■ Goal:
Your copy of the material must match it exactly, except that pictures are dropped.

▼

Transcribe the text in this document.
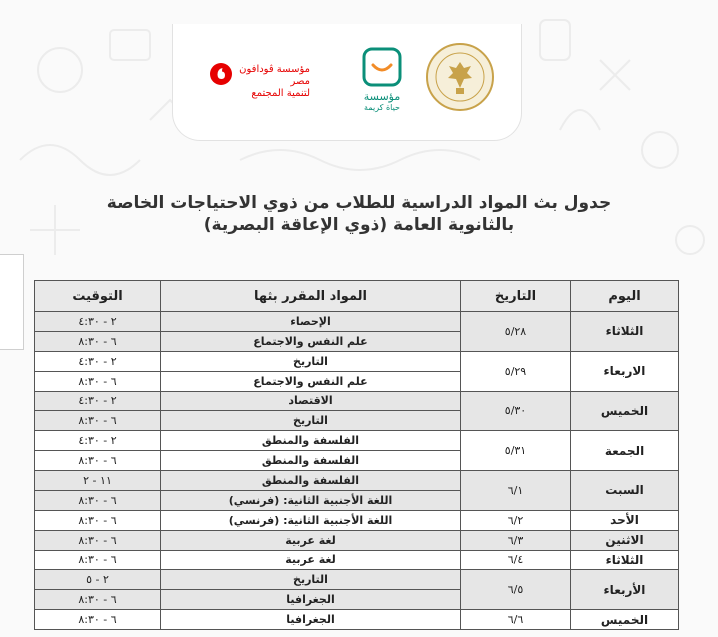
مؤسسة ڤودافون
مصر
لتنمية المجتمع	مؤسسة
حياة كريمة
جدول بث المواد الدراسية للطلاب من ذوي الاحتياجات الخاصة
بالثانوية العامة (ذوي الإعاقة البصرية)
اليوم	التاريخ	المواد المقرر بثها	التوقيت
الثلاثاء	٥/٢٨	الإحصاء	٢ - ٤:٣٠
		علم النفس والاجتماع	٦ - ٨:٣٠
الاربعاء	٥/٢٩	التاريخ	٢ - ٤:٣٠
		علم النفس والاجتماع	٦ - ٨:٣٠
الخميس	٥/٣٠	الاقتصاد	٢ - ٤:٣٠
		التاريخ	٦ - ٨:٣٠
الجمعة	٥/٣١	الفلسفة والمنطق	٢ - ٤:٣٠
		الفلسفة والمنطق	٦ - ٨:٣٠
السبت	٦/١	الفلسفة والمنطق	١١ - ٢
		اللغة الأجنبية الثانية: (فرنسي)	٦ - ٨:٣٠
الأحد	٦/٢	اللغة الأجنبية الثانية: (فرنسي)	٦ - ٨:٣٠
الاثنين	٦/٣	لغة عربية	٦ - ٨:٣٠
الثلاثاء	٦/٤	لغة عربية	٦ - ٨:٣٠
الأربعاء	٦/٥	التاريخ	٢ - ٥
		الجغرافيا	٦ - ٨:٣٠
الخميس	٦/٦	الجغرافيا	٦ - ٨:٣٠
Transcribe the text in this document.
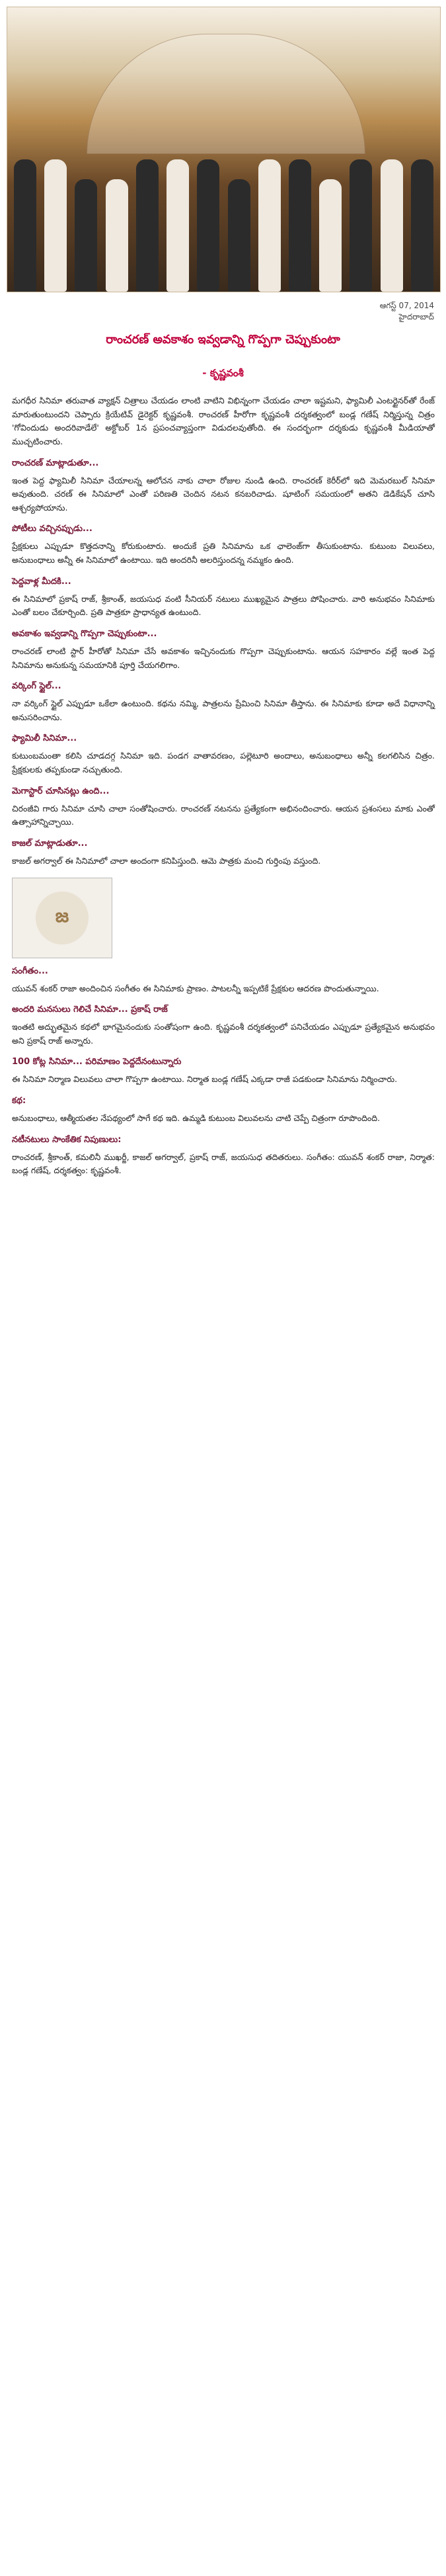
ఆగస్ట్ 07, 2014
హైదరాబాద్
రాంచరణ్ అవకాశం ఇవ్వడాన్ని గొప్పగా చెప్పుకుంటా
- కృష్ణవంశీ
మగధీర సినిమా తరువాత వ్యాక్షన్ చిత్రాలు చేయడం లాంటి వాటిని విభిన్నంగా చేయడం చాలా ఇష్టమని, ఫ్యామిలీ ఎంటర్టైనర్‌తో రేంజ్ మారుతుంటుందని చెప్పారు క్రియేటివ్ డైరెక్టర్ కృష్ణవంశీ. రాంచరణ్ హీరోగా కృష్ణవంశీ దర్శకత్వంలో బండ్ల గణేష్ నిర్మిస్తున్న చిత్రం 'గోవిందుడు అందరివాడేలే' అక్టోబర్ 1న ప్రపంచవ్యాప్తంగా విడుదలవుతోంది. ఈ సందర్భంగా దర్శకుడు కృష్ణవంశీ మీడియాతో ముచ్చటించారు.
రాంచరణ్ మాట్లాడుతూ...
ఇంత పెద్ద ఫ్యామిలీ సినిమా చేయాలన్న ఆలోచన నాకు చాలా రోజుల నుండి ఉంది. రాంచరణ్ కెరీర్‌లో ఇది మెమరబుల్ సినిమా అవుతుంది. చరణ్ ఈ సినిమాలో ఎంతో పరిణతి చెందిన నటన కనబరిచాడు. షూటింగ్ సమయంలో అతని డెడికేషన్ చూసి ఆశ్చర్యపోయాను.
పోటీలు వచ్చినప్పుడు...
ప్రేక్షకులు ఎప్పుడూ కొత్తదనాన్ని కోరుకుంటారు. అందుకే ప్రతి సినిమాను ఒక ఛాలెంజ్‌గా తీసుకుంటాను. కుటుంబ విలువలు, అనుబంధాలు అన్నీ ఈ సినిమాలో ఉంటాయి. ఇది అందరినీ అలరిస్తుందన్న నమ్మకం ఉంది.
పెద్దవాళ్ల మీదకి...
ఈ సినిమాలో ప్రకాష్ రాజ్, శ్రీకాంత్, జయసుధ వంటి సీనియర్ నటులు ముఖ్యమైన పాత్రలు పోషించారు. వారి అనుభవం సినిమాకు ఎంతో బలం చేకూర్చింది. ప్రతి పాత్రకూ ప్రాధాన్యత ఉంటుంది.
అవకాశం ఇవ్వడాన్ని గొప్పగా చెప్పుకుంటా...
రాంచరణ్ లాంటి స్టార్ హీరోతో సినిమా చేసే అవకాశం ఇచ్చినందుకు గొప్పగా చెప్పుకుంటాను. ఆయన సహకారం వల్లే ఇంత పెద్ద సినిమాను అనుకున్న సమయానికి పూర్తి చేయగలిగాం.
వర్కింగ్ స్టైల్...
నా వర్కింగ్ స్టైల్ ఎప్పుడూ ఒకేలా ఉంటుంది. కథను నమ్మి, పాత్రలను ప్రేమించి సినిమా తీస్తాను. ఈ సినిమాకు కూడా అదే విధానాన్ని అనుసరించాను.
ఫ్యామిలీ సినిమా...
కుటుంబమంతా కలిసి చూడదగ్గ సినిమా ఇది. పండగ వాతావరణం, పల్లెటూరి అందాలు, అనుబంధాలు అన్నీ కలగలిసిన చిత్రం. ప్రేక్షకులకు తప్పకుండా నచ్చుతుంది.
మెగాస్టార్ చూసినట్లు ఉంది...
చిరంజీవి గారు సినిమా చూసి చాలా సంతోషించారు. రాంచరణ్ నటనను ప్రత్యేకంగా అభినందించారు. ఆయన ప్రశంసలు మాకు ఎంతో ఉత్సాహాన్నిచ్చాయి.
కాజల్ మాట్లాడుతూ...
కాజల్ అగర్వాల్ ఈ సినిమాలో చాలా అందంగా కనిపిస్తుంది. ఆమె పాత్రకు మంచి గుర్తింపు వస్తుంది.
జ
సంగీతం...
యువన్ శంకర్ రాజా అందించిన సంగీతం ఈ సినిమాకు ప్రాణం. పాటలన్నీ ఇప్పటికే ప్రేక్షకుల ఆదరణ పొందుతున్నాయి.
అందరి మనసులు గెలిచే సినిమా... ప్రకాష్ రాజ్
ఇంతటి అద్భుతమైన కథలో భాగమైనందుకు సంతోషంగా ఉంది. కృష్ణవంశీ దర్శకత్వంలో పనిచేయడం ఎప్పుడూ ప్రత్యేకమైన అనుభవం అని ప్రకాష్ రాజ్ అన్నారు.
100 కోట్ల సినిమా... పరిమాణం పెద్దదేనంటున్నారు
ఈ సినిమా నిర్మాణ విలువలు చాలా గొప్పగా ఉంటాయి. నిర్మాత బండ్ల గణేష్ ఎక్కడా రాజీ పడకుండా సినిమాను నిర్మించారు.
కథ:
అనుబంధాలు, ఆత్మీయతల నేపథ్యంలో సాగే కథ ఇది. ఉమ్మడి కుటుంబ విలువలను చాటి చెప్పే చిత్రంగా రూపొందింది.
నటీనటులు సాంకేతిక నిపుణులు:
రాంచరణ్, శ్రీకాంత్, కమలినీ ముఖర్జీ, కాజల్ అగర్వాల్, ప్రకాష్ రాజ్, జయసుధ తదితరులు. సంగీతం: యువన్ శంకర్ రాజా, నిర్మాత: బండ్ల గణేష్, దర్శకత్వం: కృష్ణవంశీ.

▲

■ Answer to this problem:
Transcribe the text in this document.
مؤسسة ڤودافون
مصر
لتنمية المجتمع	مؤسسة
حياة كريمة
جدول بث المواد الدراسية للطلاب من ذوي الاحتياجات الخاصة
بالثانوية العامة (ذوي الإعاقة البصرية)
اليوم	التاريخ	المواد المقرر بثها	التوقيت
الثلاثاء	٥/٢٨	الإحصاء	٢ - ٤:٣٠
		علم النفس والاجتماع	٦ - ٨:٣٠
الاربعاء	٥/٢٩	التاريخ	٢ - ٤:٣٠
		علم النفس والاجتماع	٦ - ٨:٣٠
الخميس	٥/٣٠	الاقتصاد	٢ - ٤:٣٠
		التاريخ	٦ - ٨:٣٠
الجمعة	٥/٣١	الفلسفة والمنطق	٢ - ٤:٣٠
		الفلسفة والمنطق	٦ - ٨:٣٠
السبت	٦/١	الفلسفة والمنطق	١١ - ٢
		اللغة الأجنبية الثانية: (فرنسي)	٦ - ٨:٣٠
الأحد	٦/٢	اللغة الأجنبية الثانية: (فرنسي)	٦ - ٨:٣٠
الاثنين	٦/٣	لغة عربية	٦ - ٨:٣٠
الثلاثاء	٦/٤	لغة عربية	٦ - ٨:٣٠
الأربعاء	٦/٥	التاريخ	٢ - ٥
		الجغرافيا	٦ - ٨:٣٠
الخميس	٦/٦	الجغرافيا	٦ - ٨:٣٠
Transcribe the text in this document.
ఆగస్ట్ 07, 2014
హైదరాబాద్
రాంచరణ్ అవకాశం ఇవ్వడాన్ని గొప్పగా చెప్పుకుంటా
- కృష్ణవంశీ
మగధీర సినిమా తరువాత వ్యాక్షన్ చిత్రాలు చేయడం లాంటి వాటిని విభిన్నంగా చేయడం చాలా ఇష్టమని, ఫ్యామిలీ ఎంటర్టైనర్‌తో రేంజ్ మారుతుంటుందని చెప్పారు క్రియేటివ్ డైరెక్టర్ కృష్ణవంశీ. రాంచరణ్ హీరోగా కృష్ణవంశీ దర్శకత్వంలో బండ్ల గణేష్ నిర్మిస్తున్న చిత్రం 'గోవిందుడు అందరివాడేలే' అక్టోబర్ 1న ప్రపంచవ్యాప్తంగా విడుదలవుతోంది. ఈ సందర్భంగా దర్శకుడు కృష్ణవంశీ మీడియాతో ముచ్చటించారు.
రాంచరణ్ మాట్లాడుతూ...
ఇంత పెద్ద ఫ్యామిలీ సినిమా చేయాలన్న ఆలోచన నాకు చాలా రోజుల నుండి ఉంది. రాంచరణ్ కెరీర్‌లో ఇది మెమరబుల్ సినిమా అవుతుంది. చరణ్ ఈ సినిమాలో ఎంతో పరిణతి చెందిన నటన కనబరిచాడు. షూటింగ్ సమయంలో అతని డెడికేషన్ చూసి ఆశ్చర్యపోయాను.
పోటీలు వచ్చినప్పుడు...
ప్రేక్షకులు ఎప్పుడూ కొత్తదనాన్ని కోరుకుంటారు. అందుకే ప్రతి సినిమాను ఒక ఛాలెంజ్‌గా తీసుకుంటాను. కుటుంబ విలువలు, అనుబంధాలు అన్నీ ఈ సినిమాలో ఉంటాయి. ఇది అందరినీ అలరిస్తుందన్న నమ్మకం ఉంది.
పెద్దవాళ్ల మీదకి...
ఈ సినిమాలో ప్రకాష్ రాజ్, శ్రీకాంత్, జయసుధ వంటి సీనియర్ నటులు ముఖ్యమైన పాత్రలు పోషించారు. వారి అనుభవం సినిమాకు ఎంతో బలం చేకూర్చింది. ప్రతి పాత్రకూ ప్రాధాన్యత ఉంటుంది.
అవకాశం ఇవ్వడాన్ని గొప్పగా చెప్పుకుంటా...
రాంచరణ్ లాంటి స్టార్ హీరోతో సినిమా చేసే అవకాశం ఇచ్చినందుకు గొప్పగా చెప్పుకుంటాను. ఆయన సహకారం వల్లే ఇంత పెద్ద సినిమాను అనుకున్న సమయానికి పూర్తి చేయగలిగాం.
వర్కింగ్ స్టైల్...
నా వర్కింగ్ స్టైల్ ఎప్పుడూ ఒకేలా ఉంటుంది. కథను నమ్మి, పాత్రలను ప్రేమించి సినిమా తీస్తాను. ఈ సినిమాకు కూడా అదే విధానాన్ని అనుసరించాను.
ఫ్యామిలీ సినిమా...
కుటుంబమంతా కలిసి చూడదగ్గ సినిమా ఇది. పండగ వాతావరణం, పల్లెటూరి అందాలు, అనుబంధాలు అన్నీ కలగలిసిన చిత్రం. ప్రేక్షకులకు తప్పకుండా నచ్చుతుంది.
మెగాస్టార్ చూసినట్లు ఉంది...
చిరంజీవి గారు సినిమా చూసి చాలా సంతోషించారు. రాంచరణ్ నటనను ప్రత్యేకంగా అభినందించారు. ఆయన ప్రశంసలు మాకు ఎంతో ఉత్సాహాన్నిచ్చాయి.
కాజల్ మాట్లాడుతూ...
కాజల్ అగర్వాల్ ఈ సినిమాలో చాలా అందంగా కనిపిస్తుంది. ఆమె పాత్రకు మంచి గుర్తింపు వస్తుంది.
జ
సంగీతం...
యువన్ శంకర్ రాజా అందించిన సంగీతం ఈ సినిమాకు ప్రాణం. పాటలన్నీ ఇప్పటికే ప్రేక్షకుల ఆదరణ పొందుతున్నాయి.
అందరి మనసులు గెలిచే సినిమా... ప్రకాష్ రాజ్
ఇంతటి అద్భుతమైన కథలో భాగమైనందుకు సంతోషంగా ఉంది. కృష్ణవంశీ దర్శకత్వంలో పనిచేయడం ఎప్పుడూ ప్రత్యేకమైన అనుభవం అని ప్రకాష్ రాజ్ అన్నారు.
100 కోట్ల సినిమా... పరిమాణం పెద్దదేనంటున్నారు
ఈ సినిమా నిర్మాణ విలువలు చాలా గొప్పగా ఉంటాయి. నిర్మాత బండ్ల గణేష్ ఎక్కడా రాజీ పడకుండా సినిమాను నిర్మించారు.
కథ:
అనుబంధాలు, ఆత్మీయతల నేపథ్యంలో సాగే కథ ఇది. ఉమ్మడి కుటుంబ విలువలను చాటి చెప్పే చిత్రంగా రూపొందింది.
నటీనటులు సాంకేతిక నిపుణులు:
రాంచరణ్, శ్రీకాంత్, కమలినీ ముఖర్జీ, కాజల్ అగర్వాల్, ప్రకాష్ రాజ్, జయసుధ తదితరులు. సంగీతం: యువన్ శంకర్ రాజా, నిర్మాత: బండ్ల గణేష్, దర్శకత్వం: కృష్ణవంశీ.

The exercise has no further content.